Reproduce every item below line for line, leaving each one unchanged.

===== Material for this task =====

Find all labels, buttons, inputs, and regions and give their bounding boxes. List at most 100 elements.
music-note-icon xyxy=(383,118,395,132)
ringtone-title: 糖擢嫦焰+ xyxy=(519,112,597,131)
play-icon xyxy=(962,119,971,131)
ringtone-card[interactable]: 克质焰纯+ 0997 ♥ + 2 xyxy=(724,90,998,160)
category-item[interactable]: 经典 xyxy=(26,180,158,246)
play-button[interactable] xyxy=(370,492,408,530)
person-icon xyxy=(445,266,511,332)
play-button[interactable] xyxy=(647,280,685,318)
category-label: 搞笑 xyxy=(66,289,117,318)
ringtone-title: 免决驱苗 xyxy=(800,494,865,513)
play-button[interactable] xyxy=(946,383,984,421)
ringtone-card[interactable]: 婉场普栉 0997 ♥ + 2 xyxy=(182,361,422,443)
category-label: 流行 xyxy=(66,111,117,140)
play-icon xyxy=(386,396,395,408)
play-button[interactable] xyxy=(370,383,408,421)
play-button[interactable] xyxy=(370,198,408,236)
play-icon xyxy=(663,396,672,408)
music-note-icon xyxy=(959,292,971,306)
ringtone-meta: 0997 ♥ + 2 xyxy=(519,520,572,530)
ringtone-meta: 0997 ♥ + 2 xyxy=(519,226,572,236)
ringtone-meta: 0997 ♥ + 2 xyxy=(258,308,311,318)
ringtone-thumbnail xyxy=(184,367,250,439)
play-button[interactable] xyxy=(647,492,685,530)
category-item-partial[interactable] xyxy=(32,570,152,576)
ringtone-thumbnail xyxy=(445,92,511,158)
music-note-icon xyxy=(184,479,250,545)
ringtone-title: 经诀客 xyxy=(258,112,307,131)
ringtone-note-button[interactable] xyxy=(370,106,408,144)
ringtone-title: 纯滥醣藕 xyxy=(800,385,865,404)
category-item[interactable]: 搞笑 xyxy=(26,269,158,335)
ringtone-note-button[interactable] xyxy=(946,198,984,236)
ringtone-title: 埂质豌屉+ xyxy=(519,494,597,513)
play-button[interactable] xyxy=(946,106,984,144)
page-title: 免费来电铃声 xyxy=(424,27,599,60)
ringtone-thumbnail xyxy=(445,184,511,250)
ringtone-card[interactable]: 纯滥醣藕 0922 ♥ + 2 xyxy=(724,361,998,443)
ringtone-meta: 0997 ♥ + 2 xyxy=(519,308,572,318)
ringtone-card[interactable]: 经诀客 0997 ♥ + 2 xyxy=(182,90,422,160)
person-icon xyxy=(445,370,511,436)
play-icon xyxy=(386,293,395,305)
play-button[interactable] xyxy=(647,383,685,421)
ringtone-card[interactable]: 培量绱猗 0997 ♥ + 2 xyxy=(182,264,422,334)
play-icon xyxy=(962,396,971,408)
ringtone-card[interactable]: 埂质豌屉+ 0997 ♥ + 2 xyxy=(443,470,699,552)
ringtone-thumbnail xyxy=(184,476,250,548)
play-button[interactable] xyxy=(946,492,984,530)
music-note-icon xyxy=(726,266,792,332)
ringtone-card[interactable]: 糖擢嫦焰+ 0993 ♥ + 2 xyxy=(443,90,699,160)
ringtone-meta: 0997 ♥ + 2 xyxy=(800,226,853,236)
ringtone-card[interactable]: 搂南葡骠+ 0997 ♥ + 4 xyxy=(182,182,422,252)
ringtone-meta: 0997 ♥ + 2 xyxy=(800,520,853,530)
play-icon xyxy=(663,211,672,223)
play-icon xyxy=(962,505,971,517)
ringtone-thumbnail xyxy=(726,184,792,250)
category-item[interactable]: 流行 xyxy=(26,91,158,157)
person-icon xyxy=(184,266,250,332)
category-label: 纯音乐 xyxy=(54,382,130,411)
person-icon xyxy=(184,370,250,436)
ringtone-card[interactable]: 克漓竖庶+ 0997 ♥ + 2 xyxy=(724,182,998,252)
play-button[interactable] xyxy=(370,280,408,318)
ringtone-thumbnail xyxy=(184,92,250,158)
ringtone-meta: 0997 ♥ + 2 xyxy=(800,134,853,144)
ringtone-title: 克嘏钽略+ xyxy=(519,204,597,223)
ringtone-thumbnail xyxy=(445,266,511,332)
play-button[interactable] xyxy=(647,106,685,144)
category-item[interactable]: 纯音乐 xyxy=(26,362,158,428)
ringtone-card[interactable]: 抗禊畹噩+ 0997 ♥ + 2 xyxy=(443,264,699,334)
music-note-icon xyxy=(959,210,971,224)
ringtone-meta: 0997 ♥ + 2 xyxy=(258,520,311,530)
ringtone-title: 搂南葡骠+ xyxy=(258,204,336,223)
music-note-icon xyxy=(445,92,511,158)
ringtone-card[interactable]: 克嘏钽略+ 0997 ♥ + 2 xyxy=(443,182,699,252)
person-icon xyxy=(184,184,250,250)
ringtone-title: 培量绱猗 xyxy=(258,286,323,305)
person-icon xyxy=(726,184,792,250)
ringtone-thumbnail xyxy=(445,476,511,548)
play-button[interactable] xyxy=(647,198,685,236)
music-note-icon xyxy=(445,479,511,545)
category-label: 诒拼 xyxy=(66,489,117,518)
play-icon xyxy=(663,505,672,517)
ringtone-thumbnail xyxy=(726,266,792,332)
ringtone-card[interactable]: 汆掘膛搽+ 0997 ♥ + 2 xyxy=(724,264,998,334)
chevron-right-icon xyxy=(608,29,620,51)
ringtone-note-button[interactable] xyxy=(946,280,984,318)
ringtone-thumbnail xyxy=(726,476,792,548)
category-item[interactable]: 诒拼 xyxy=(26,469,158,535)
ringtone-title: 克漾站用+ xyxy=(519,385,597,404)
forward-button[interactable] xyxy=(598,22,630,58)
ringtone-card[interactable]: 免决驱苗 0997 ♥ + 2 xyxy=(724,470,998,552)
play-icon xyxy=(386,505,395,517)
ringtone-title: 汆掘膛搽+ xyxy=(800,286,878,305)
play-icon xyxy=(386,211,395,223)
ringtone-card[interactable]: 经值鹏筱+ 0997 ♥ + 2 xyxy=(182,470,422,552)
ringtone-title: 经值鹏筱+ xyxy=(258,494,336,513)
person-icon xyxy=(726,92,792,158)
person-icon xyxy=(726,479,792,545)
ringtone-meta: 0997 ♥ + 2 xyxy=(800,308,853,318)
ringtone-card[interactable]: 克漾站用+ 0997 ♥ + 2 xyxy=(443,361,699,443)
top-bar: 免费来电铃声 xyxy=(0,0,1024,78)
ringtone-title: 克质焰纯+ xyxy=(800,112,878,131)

=====

Solution to the problem:
Find all labels, buttons, inputs, and regions and give their bounding boxes. List at most 100 elements.
music-note-icon xyxy=(383,118,395,132)
ringtone-title: 糖擢嫦焰+ xyxy=(519,112,597,131)
play-icon xyxy=(962,119,971,131)
ringtone-card[interactable]: 克质焰纯+ 0997 ♥ + 2 xyxy=(724,90,998,160)
category-item[interactable]: 经典 xyxy=(26,180,158,246)
play-button[interactable] xyxy=(370,492,408,530)
person-icon xyxy=(445,266,511,332)
play-button[interactable] xyxy=(647,280,685,318)
category-label: 搞笑 xyxy=(66,289,117,318)
ringtone-title: 免决驱苗 xyxy=(800,494,865,513)
play-button[interactable] xyxy=(946,383,984,421)
ringtone-card[interactable]: 婉场普栉 0997 ♥ + 2 xyxy=(182,361,422,443)
category-label: 流行 xyxy=(66,111,117,140)
play-icon xyxy=(386,396,395,408)
play-button[interactable] xyxy=(370,383,408,421)
play-button[interactable] xyxy=(370,198,408,236)
play-icon xyxy=(663,396,672,408)
music-note-icon xyxy=(959,292,971,306)
ringtone-meta: 0997 ♥ + 2 xyxy=(519,520,572,530)
ringtone-meta: 0997 ♥ + 2 xyxy=(519,226,572,236)
ringtone-meta: 0997 ♥ + 2 xyxy=(258,308,311,318)
ringtone-thumbnail xyxy=(184,367,250,439)
play-button[interactable] xyxy=(647,492,685,530)
category-item-partial[interactable] xyxy=(32,570,152,576)
ringtone-thumbnail xyxy=(445,92,511,158)
music-note-icon xyxy=(184,479,250,545)
ringtone-title: 经诀客 xyxy=(258,112,307,131)
ringtone-note-button[interactable] xyxy=(370,106,408,144)
ringtone-title: 纯滥醣藕 xyxy=(800,385,865,404)
category-item[interactable]: 搞笑 xyxy=(26,269,158,335)
ringtone-note-button[interactable] xyxy=(946,198,984,236)
ringtone-title: 埂质豌屉+ xyxy=(519,494,597,513)
play-button[interactable] xyxy=(946,106,984,144)
page-title: 免费来电铃声 xyxy=(424,27,599,60)
ringtone-thumbnail xyxy=(445,184,511,250)
ringtone-card[interactable]: 纯滥醣藕 0922 ♥ + 2 xyxy=(724,361,998,443)
ringtone-meta: 0997 ♥ + 2 xyxy=(519,308,572,318)
ringtone-card[interactable]: 经诀客 0997 ♥ + 2 xyxy=(182,90,422,160)
person-icon xyxy=(445,370,511,436)
play-icon xyxy=(386,293,395,305)
play-button[interactable] xyxy=(647,383,685,421)
ringtone-card[interactable]: 培量绱猗 0997 ♥ + 2 xyxy=(182,264,422,334)
play-icon xyxy=(962,396,971,408)
ringtone-card[interactable]: 埂质豌屉+ 0997 ♥ + 2 xyxy=(443,470,699,552)
ringtone-thumbnail xyxy=(184,476,250,548)
play-button[interactable] xyxy=(946,492,984,530)
music-note-icon xyxy=(726,266,792,332)
ringtone-card[interactable]: 糖擢嫦焰+ 0993 ♥ + 2 xyxy=(443,90,699,160)
ringtone-meta: 0997 ♥ + 2 xyxy=(800,226,853,236)
ringtone-card[interactable]: 搂南葡骠+ 0997 ♥ + 4 xyxy=(182,182,422,252)
ringtone-meta: 0997 ♥ + 2 xyxy=(800,520,853,530)
play-icon xyxy=(663,211,672,223)
play-icon xyxy=(962,505,971,517)
ringtone-thumbnail xyxy=(726,184,792,250)
category-item[interactable]: 流行 xyxy=(26,91,158,157)
person-icon xyxy=(184,266,250,332)
category-label: 纯音乐 xyxy=(54,382,130,411)
person-icon xyxy=(184,370,250,436)
ringtone-card[interactable]: 克漓竖庶+ 0997 ♥ + 2 xyxy=(724,182,998,252)
play-button[interactable] xyxy=(370,280,408,318)
ringtone-thumbnail xyxy=(184,92,250,158)
ringtone-meta: 0997 ♥ + 2 xyxy=(800,134,853,144)
ringtone-title: 克嘏钽略+ xyxy=(519,204,597,223)
ringtone-thumbnail xyxy=(445,266,511,332)
play-button[interactable] xyxy=(647,106,685,144)
category-item[interactable]: 纯音乐 xyxy=(26,362,158,428)
ringtone-card[interactable]: 抗禊畹噩+ 0997 ♥ + 2 xyxy=(443,264,699,334)
music-note-icon xyxy=(959,210,971,224)
ringtone-meta: 0997 ♥ + 2 xyxy=(258,520,311,530)
ringtone-title: 搂南葡骠+ xyxy=(258,204,336,223)
music-note-icon xyxy=(445,92,511,158)
ringtone-card[interactable]: 克嘏钽略+ 0997 ♥ + 2 xyxy=(443,182,699,252)
person-icon xyxy=(184,184,250,250)
ringtone-title: 培量绱猗 xyxy=(258,286,323,305)
person-icon xyxy=(726,184,792,250)
ringtone-thumbnail xyxy=(445,476,511,548)
play-button[interactable] xyxy=(647,198,685,236)
music-note-icon xyxy=(445,479,511,545)
category-label: 诒拼 xyxy=(66,489,117,518)
play-icon xyxy=(663,505,672,517)
ringtone-thumbnail xyxy=(726,266,792,332)
ringtone-card[interactable]: 汆掘膛搽+ 0997 ♥ + 2 xyxy=(724,264,998,334)
chevron-right-icon xyxy=(608,29,620,51)
ringtone-note-button[interactable] xyxy=(946,280,984,318)
ringtone-thumbnail xyxy=(726,476,792,548)
category-item[interactable]: 诒拼 xyxy=(26,469,158,535)
ringtone-title: 克漾站用+ xyxy=(519,385,597,404)
forward-button[interactable] xyxy=(598,22,630,58)
ringtone-card[interactable]: 免决驱苗 0997 ♥ + 2 xyxy=(724,470,998,552)
play-icon xyxy=(386,505,395,517)
ringtone-title: 汆掘膛搽+ xyxy=(800,286,878,305)
play-icon xyxy=(386,211,395,223)
ringtone-card[interactable]: 经值鹏筱+ 0997 ♥ + 2 xyxy=(182,470,422,552)
ringtone-title: 经值鹏筱+ xyxy=(258,494,336,513)
person-icon xyxy=(726,92,792,158)
person-icon xyxy=(726,479,792,545)
ringtone-meta: 0997 ♥ + 2 xyxy=(800,308,853,318)
ringtone-card[interactable]: 克漾站用+ 0997 ♥ + 2 xyxy=(443,361,699,443)
top-bar: 免费来电铃声 xyxy=(0,0,1024,78)
ringtone-title: 克质焰纯+ xyxy=(800,112,878,131)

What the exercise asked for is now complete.